* AIM: State the number of lines below in which the word "current" appears. Nothing else belongs in the answer.

— Start TASK INPUTS —

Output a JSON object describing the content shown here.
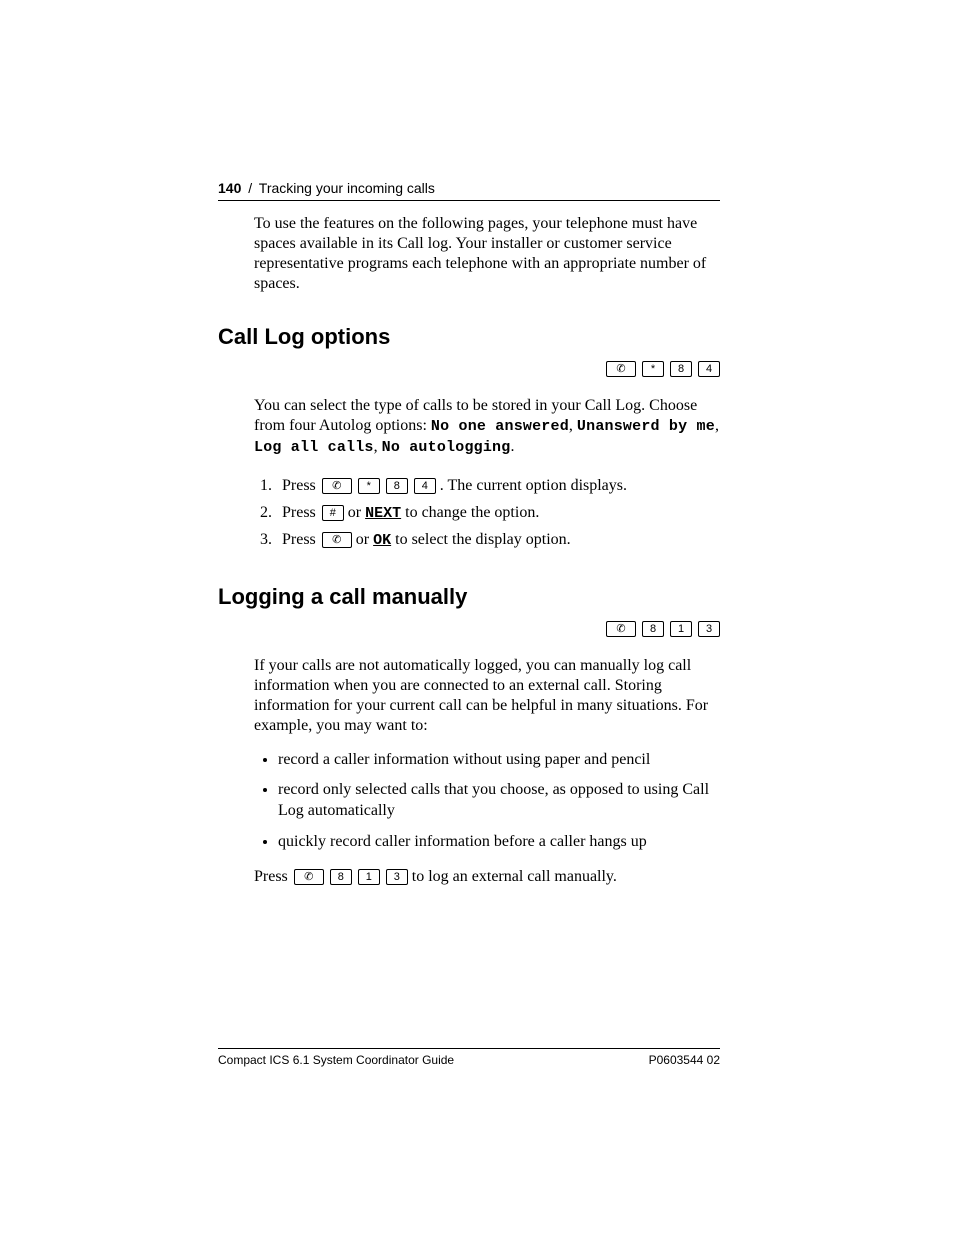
{
  "header": {
    "page_number": "140",
    "separator": "/",
    "chapter": "Tracking your incoming calls"
  },
  "intro_paragraph": "To use the features on the following pages, your telephone must have spaces available in its Call log. Your installer or customer service representative programs each telephone with an appropriate number of spaces.",
  "section1": {
    "title": "Call Log options",
    "feature_keys": {
      "k0": "✆",
      "k1": "*",
      "k2": "8",
      "k3": "4"
    },
    "para_lead": "You can select the type of calls to be stored in your Call Log. Choose from four Autolog options: ",
    "opt1": "No one answered",
    "comma1": ", ",
    "opt2": "Unanswerd by me",
    "comma2": ", ",
    "opt3": "Log all calls",
    "comma3": ", ",
    "opt4": "No autologging",
    "period": ".",
    "step1_a": "Press ",
    "step1_b": ". The current option displays.",
    "step2_a": "Press ",
    "step2_mid": " or ",
    "step2_soft": "NEXT",
    "step2_b": " to change the option.",
    "step3_a": "Press ",
    "step3_mid": " or ",
    "step3_soft": "OK",
    "step3_b": " to select the display option.",
    "hash": "#"
  },
  "section2": {
    "title": "Logging a call manually",
    "feature_keys": {
      "k0": "✆",
      "k1": "8",
      "k2": "1",
      "k3": "3"
    },
    "para": "If your calls are not automatically logged, you can manually log call information when you are connected to an external call. Storing information for your current call can be helpful in many situations. For example, you may want to:",
    "b1": "record a caller information without using paper and pencil",
    "b2": "record only selected calls that you choose, as opposed to using Call Log automatically",
    "b3": "quickly record caller information before a caller hangs up",
    "press_a": "Press ",
    "press_b": " to log an external call manually."
  },
  "footer": {
    "left": "Compact ICS 6.1 System Coordinator Guide",
    "right": "P0603544  02"
  }
}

— End TASK INPUTS —

* EXERCISE OUTPUT: 2